» **Aim**
Seek out every line containing the word "limit", and copy each.

[Dataset excerpt]
(begin)

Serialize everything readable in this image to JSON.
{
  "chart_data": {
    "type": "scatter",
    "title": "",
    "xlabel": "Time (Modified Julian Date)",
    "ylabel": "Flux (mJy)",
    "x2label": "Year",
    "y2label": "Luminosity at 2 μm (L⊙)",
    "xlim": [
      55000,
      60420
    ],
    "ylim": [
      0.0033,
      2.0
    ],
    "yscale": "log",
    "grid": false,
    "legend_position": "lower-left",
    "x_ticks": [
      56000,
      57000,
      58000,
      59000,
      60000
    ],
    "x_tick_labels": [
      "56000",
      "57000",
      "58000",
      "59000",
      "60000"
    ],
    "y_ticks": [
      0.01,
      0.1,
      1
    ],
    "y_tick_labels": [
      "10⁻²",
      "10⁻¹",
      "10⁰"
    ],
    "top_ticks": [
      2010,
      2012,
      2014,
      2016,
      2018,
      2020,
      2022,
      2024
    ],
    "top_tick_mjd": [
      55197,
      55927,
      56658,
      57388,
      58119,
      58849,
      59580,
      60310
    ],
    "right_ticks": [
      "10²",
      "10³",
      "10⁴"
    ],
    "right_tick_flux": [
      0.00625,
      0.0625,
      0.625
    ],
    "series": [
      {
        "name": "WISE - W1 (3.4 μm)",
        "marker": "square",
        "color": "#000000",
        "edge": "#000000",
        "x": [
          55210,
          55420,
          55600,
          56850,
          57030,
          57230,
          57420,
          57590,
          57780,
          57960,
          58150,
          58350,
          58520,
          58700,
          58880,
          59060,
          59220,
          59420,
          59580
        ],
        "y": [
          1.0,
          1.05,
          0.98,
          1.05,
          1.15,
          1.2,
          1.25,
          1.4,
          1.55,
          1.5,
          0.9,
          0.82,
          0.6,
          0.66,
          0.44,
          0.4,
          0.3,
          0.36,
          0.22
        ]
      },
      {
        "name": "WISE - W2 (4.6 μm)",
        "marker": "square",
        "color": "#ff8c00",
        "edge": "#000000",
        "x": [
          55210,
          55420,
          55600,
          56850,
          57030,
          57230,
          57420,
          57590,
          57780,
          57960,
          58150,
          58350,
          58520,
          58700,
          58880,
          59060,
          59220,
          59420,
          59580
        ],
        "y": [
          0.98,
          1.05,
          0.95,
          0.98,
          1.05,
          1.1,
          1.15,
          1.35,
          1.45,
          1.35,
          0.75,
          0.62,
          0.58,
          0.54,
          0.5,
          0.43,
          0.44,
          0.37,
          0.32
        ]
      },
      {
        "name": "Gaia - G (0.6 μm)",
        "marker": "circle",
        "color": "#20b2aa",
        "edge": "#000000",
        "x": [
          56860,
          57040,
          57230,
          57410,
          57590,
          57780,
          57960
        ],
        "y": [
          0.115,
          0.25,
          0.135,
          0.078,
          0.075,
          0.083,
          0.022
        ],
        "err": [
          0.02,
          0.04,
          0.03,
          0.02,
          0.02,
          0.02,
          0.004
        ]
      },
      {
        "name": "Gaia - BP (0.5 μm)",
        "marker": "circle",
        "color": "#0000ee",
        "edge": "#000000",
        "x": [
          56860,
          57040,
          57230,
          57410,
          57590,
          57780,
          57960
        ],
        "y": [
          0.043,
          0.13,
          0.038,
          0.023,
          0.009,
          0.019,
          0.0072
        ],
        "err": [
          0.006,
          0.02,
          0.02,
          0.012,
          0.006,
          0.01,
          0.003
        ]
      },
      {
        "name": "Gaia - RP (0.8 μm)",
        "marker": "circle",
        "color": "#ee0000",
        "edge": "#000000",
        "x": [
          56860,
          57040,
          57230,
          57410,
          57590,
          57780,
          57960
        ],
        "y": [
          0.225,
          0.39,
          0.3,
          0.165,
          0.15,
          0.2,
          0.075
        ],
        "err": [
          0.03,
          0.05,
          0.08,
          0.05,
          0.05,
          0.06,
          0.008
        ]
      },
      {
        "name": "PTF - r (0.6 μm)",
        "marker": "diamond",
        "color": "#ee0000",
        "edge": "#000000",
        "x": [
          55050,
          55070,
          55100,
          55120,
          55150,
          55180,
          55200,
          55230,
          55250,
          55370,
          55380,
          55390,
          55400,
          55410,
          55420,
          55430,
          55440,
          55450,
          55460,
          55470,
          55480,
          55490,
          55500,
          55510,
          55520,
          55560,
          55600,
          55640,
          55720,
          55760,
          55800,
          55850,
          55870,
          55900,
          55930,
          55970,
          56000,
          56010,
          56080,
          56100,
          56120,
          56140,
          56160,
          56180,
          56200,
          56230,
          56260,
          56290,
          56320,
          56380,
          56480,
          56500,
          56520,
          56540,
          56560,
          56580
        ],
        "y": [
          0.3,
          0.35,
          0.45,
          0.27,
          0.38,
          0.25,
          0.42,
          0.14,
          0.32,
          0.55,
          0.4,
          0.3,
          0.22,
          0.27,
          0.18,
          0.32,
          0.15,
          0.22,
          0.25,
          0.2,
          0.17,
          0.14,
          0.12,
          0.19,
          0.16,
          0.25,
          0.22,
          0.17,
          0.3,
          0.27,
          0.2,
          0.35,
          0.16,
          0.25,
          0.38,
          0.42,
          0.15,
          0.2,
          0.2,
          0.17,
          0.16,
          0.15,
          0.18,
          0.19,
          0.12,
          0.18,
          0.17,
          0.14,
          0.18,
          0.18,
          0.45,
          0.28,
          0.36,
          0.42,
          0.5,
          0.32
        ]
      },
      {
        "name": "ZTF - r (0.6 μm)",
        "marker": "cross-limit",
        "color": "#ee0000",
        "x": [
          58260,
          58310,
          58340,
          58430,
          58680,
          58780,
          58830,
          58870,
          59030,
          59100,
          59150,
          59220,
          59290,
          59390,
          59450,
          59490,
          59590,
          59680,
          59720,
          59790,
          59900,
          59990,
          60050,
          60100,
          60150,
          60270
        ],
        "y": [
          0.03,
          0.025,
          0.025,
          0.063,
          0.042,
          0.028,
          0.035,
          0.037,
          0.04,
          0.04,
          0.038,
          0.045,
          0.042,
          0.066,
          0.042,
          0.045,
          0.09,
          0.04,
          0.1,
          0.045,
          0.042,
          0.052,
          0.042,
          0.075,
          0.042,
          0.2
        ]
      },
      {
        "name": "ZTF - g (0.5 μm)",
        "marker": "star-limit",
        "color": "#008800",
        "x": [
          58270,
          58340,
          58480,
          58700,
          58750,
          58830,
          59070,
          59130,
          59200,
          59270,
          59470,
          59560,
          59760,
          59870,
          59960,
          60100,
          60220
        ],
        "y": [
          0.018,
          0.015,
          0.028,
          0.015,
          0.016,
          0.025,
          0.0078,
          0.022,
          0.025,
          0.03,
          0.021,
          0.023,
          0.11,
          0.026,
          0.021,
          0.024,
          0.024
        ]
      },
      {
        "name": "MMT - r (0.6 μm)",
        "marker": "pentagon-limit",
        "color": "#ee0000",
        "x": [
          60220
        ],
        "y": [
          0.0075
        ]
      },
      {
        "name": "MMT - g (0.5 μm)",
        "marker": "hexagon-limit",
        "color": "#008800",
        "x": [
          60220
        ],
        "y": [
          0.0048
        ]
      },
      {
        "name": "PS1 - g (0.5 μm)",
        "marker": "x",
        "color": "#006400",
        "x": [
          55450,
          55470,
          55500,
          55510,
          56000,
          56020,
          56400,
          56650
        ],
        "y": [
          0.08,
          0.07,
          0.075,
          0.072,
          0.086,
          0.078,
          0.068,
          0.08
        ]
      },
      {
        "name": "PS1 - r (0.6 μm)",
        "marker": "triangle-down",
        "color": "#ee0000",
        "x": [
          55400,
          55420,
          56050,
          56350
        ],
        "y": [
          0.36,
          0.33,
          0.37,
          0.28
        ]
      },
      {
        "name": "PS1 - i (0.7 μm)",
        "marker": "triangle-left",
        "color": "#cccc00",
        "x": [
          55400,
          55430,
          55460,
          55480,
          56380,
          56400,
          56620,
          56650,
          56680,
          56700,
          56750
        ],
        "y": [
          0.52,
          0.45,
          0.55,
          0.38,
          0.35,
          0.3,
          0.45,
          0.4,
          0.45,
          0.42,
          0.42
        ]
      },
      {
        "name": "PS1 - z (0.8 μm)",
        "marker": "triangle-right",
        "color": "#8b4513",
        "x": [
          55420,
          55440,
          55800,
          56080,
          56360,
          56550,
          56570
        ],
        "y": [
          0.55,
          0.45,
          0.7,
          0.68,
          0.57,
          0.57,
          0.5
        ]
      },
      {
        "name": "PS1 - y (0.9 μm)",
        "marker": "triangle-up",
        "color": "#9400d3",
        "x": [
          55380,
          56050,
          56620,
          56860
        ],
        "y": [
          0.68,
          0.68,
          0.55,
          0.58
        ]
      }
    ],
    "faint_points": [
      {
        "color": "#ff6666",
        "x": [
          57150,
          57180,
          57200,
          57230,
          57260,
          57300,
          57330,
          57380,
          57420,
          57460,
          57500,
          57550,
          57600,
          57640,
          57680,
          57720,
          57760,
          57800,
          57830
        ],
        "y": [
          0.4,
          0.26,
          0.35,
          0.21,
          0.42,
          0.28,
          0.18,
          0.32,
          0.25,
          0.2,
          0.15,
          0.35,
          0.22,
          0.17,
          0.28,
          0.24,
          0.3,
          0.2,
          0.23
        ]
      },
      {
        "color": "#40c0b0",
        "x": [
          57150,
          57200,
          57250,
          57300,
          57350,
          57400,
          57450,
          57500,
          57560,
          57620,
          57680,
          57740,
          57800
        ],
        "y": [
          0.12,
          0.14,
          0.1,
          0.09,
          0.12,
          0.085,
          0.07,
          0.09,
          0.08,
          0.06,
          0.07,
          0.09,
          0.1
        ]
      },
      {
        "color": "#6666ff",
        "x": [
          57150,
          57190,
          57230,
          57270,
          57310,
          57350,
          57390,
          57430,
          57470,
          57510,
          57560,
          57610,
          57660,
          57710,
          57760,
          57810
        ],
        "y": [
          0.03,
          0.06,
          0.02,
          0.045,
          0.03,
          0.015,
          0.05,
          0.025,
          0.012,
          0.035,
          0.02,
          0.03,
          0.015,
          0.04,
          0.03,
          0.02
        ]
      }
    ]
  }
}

(end)

» **Solution to the exercise**
        "marker": "cross-limit",
        "marker": "star-limit",
        "marker": "pentagon-limit",
        "marker": "hexagon-limit",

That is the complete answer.